§ **Task prompt**
Here are some records. Copy each one exactly.
- - -
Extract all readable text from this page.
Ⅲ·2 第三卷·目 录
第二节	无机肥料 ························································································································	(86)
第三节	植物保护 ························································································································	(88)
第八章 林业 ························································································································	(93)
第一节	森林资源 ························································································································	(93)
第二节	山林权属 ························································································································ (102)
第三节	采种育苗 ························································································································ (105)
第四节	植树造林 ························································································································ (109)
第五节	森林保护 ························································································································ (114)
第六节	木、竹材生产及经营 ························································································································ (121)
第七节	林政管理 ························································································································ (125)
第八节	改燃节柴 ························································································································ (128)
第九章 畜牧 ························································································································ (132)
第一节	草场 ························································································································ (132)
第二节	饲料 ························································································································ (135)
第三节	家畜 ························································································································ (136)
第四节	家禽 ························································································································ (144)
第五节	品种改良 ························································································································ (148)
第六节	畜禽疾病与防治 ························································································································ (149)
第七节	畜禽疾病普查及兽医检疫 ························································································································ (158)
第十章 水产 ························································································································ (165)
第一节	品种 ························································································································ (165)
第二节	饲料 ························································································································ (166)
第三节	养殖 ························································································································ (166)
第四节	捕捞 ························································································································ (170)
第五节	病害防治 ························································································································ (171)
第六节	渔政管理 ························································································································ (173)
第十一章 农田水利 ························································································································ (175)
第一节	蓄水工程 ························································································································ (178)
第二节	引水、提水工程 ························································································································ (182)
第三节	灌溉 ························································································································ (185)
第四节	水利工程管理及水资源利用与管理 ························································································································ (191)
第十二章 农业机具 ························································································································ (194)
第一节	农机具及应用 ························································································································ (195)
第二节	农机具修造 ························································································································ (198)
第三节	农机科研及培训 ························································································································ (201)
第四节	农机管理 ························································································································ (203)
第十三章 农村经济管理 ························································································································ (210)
- - -
§ **Problem solution**
Extract all readable text from this page.
Ⅲ·2 第三卷·目 录
第二节	无机肥料 ························································································································	(86)
第三节	植物保护 ························································································································	(88)
第八章 林业 ························································································································	(93)
第一节	森林资源 ························································································································	(93)
第二节	山林权属 ························································································································ (102)
第三节	采种育苗 ························································································································ (105)
第四节	植树造林 ························································································································ (109)
第五节	森林保护 ························································································································ (114)
第六节	木、竹材生产及经营 ························································································································ (121)
第七节	林政管理 ························································································································ (125)
第八节	改燃节柴 ························································································································ (128)
第九章 畜牧 ························································································································ (132)
第一节	草场 ························································································································ (132)
第二节	饲料 ························································································································ (135)
第三节	家畜 ························································································································ (136)
第四节	家禽 ························································································································ (144)
第五节	品种改良 ························································································································ (148)
第六节	畜禽疾病与防治 ························································································································ (149)
第七节	畜禽疾病普查及兽医检疫 ························································································································ (158)
第十章 水产 ························································································································ (165)
第一节	品种 ························································································································ (165)
第二节	饲料 ························································································································ (166)
第三节	养殖 ························································································································ (166)
第四节	捕捞 ························································································································ (170)
第五节	病害防治 ························································································································ (171)
第六节	渔政管理 ························································································································ (173)
第十一章 农田水利 ························································································································ (175)
第一节	蓄水工程 ························································································································ (178)
第二节	引水、提水工程 ························································································································ (182)
第三节	灌溉 ························································································································ (185)
第四节	水利工程管理及水资源利用与管理 ························································································································ (191)
第十二章 农业机具 ························································································································ (194)
第一节	农机具及应用 ························································································································ (195)
第二节	农机具修造 ························································································································ (198)
第三节	农机科研及培训 ························································································································ (201)
第四节	农机管理 ························································································································ (203)
第十三章 农村经济管理 ························································································································ (210)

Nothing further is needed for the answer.